Items:
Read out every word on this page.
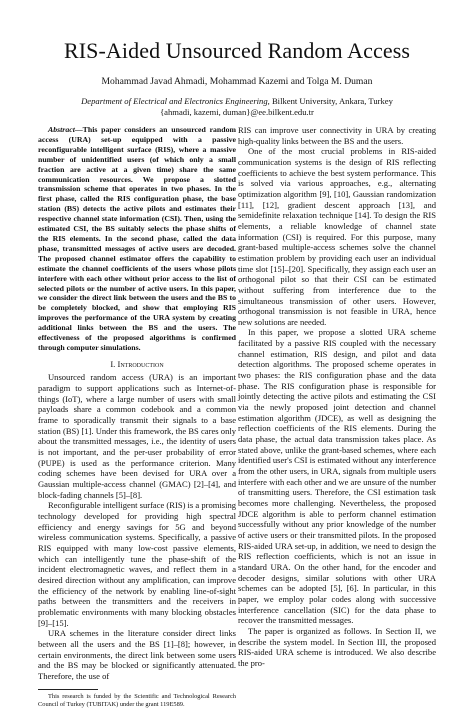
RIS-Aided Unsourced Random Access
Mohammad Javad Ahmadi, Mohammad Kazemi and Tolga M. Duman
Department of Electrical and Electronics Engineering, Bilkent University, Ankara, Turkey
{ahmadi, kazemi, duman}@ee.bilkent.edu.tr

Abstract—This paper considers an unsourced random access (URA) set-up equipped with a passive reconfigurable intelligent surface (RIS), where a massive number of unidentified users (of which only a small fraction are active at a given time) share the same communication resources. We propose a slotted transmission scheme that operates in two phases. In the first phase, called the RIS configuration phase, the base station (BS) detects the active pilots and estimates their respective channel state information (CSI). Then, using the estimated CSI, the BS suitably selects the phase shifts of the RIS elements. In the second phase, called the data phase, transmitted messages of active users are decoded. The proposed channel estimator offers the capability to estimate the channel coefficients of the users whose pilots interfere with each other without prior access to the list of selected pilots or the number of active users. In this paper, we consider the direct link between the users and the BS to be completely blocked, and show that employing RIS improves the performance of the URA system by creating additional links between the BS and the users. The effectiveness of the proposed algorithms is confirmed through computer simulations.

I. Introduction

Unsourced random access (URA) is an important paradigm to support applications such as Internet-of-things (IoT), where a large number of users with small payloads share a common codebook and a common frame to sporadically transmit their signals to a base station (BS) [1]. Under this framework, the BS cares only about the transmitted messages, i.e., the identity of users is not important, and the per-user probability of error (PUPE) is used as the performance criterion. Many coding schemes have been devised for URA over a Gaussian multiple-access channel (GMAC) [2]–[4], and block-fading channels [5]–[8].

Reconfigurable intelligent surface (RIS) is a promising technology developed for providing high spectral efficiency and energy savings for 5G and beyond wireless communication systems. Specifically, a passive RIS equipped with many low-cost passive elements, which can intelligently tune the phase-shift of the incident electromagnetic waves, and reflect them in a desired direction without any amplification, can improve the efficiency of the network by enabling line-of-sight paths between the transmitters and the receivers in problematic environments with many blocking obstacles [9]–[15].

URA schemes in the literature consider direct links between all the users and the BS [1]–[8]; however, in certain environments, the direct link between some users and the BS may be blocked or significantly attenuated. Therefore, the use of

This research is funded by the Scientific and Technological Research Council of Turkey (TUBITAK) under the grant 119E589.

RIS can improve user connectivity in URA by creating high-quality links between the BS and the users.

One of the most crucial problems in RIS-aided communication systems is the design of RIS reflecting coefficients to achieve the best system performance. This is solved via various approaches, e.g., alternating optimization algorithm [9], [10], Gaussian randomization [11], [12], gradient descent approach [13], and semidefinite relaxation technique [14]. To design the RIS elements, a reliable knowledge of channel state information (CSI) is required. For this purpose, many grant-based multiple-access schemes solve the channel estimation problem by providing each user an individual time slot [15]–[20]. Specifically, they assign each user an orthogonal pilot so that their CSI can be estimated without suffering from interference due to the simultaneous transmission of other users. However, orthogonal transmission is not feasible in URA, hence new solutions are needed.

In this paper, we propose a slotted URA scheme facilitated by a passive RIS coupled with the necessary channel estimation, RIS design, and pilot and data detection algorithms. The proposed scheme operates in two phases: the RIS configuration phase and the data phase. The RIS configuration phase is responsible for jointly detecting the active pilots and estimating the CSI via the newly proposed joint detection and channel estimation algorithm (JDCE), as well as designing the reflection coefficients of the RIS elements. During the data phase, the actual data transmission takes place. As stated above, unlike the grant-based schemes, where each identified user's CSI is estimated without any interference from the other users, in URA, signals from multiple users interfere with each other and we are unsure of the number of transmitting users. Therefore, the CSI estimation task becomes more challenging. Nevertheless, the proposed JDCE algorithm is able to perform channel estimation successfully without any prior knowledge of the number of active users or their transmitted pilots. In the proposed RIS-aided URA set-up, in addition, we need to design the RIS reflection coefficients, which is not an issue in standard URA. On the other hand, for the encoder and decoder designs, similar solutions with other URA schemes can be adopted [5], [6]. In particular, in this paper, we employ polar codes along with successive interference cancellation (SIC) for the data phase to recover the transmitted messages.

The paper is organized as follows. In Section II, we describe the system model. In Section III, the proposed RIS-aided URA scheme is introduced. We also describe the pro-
...
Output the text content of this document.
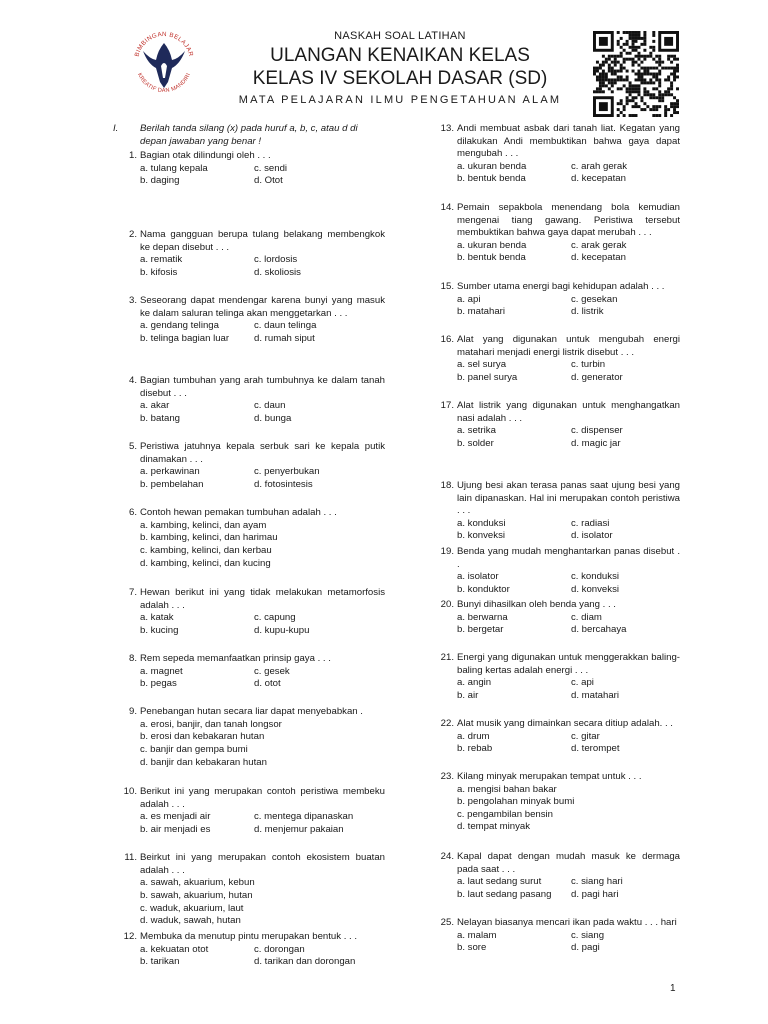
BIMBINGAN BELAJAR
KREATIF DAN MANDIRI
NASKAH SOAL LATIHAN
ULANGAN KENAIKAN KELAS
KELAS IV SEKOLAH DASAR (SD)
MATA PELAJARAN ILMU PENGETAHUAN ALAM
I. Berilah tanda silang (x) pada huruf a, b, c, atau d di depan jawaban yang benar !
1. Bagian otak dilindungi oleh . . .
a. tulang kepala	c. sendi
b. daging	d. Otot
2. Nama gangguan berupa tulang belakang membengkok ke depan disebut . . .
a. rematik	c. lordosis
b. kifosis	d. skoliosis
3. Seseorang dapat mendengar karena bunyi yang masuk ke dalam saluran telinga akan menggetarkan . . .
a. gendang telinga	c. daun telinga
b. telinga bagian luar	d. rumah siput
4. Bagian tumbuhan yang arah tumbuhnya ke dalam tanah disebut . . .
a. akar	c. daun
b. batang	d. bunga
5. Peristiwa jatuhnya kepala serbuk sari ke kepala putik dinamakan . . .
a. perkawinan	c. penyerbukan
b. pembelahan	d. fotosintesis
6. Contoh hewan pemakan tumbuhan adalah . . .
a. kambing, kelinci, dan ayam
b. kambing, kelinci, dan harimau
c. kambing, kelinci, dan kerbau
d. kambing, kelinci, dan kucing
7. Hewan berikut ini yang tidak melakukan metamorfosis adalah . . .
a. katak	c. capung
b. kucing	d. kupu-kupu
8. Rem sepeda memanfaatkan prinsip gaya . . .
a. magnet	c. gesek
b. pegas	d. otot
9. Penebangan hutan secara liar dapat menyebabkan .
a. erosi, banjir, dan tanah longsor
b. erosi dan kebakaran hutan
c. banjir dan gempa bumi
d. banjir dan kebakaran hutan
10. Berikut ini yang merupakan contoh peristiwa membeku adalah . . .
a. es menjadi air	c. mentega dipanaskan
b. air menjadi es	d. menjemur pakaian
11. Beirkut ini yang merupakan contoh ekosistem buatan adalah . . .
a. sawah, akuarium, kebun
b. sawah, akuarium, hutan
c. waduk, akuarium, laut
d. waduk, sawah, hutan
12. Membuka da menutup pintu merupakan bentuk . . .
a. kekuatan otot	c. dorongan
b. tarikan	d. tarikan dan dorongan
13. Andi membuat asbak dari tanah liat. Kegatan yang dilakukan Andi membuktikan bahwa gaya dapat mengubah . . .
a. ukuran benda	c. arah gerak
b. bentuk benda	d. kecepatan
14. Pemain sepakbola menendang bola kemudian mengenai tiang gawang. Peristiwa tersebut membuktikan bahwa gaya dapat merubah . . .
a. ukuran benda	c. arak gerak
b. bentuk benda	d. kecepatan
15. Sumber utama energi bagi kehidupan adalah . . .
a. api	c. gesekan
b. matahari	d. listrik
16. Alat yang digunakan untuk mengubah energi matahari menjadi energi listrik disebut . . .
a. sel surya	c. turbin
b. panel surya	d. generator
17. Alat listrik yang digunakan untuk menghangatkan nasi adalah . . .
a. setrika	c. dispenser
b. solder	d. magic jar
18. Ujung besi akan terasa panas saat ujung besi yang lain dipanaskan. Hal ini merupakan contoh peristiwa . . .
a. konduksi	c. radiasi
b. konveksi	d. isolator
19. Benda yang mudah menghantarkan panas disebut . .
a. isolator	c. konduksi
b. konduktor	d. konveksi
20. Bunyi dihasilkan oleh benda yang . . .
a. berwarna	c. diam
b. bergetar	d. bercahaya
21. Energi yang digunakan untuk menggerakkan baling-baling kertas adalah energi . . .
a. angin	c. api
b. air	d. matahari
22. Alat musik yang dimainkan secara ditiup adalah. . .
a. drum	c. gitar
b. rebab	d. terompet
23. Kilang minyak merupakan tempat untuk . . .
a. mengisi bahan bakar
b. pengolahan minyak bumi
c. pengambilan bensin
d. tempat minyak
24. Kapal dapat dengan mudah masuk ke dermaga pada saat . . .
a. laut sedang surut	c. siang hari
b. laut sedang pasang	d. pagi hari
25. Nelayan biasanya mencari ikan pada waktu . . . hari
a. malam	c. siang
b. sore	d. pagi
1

Do this: Provide the number of lines in these entries that hold the word "waduk", without any accompanying text.

Solution to this exercise: 2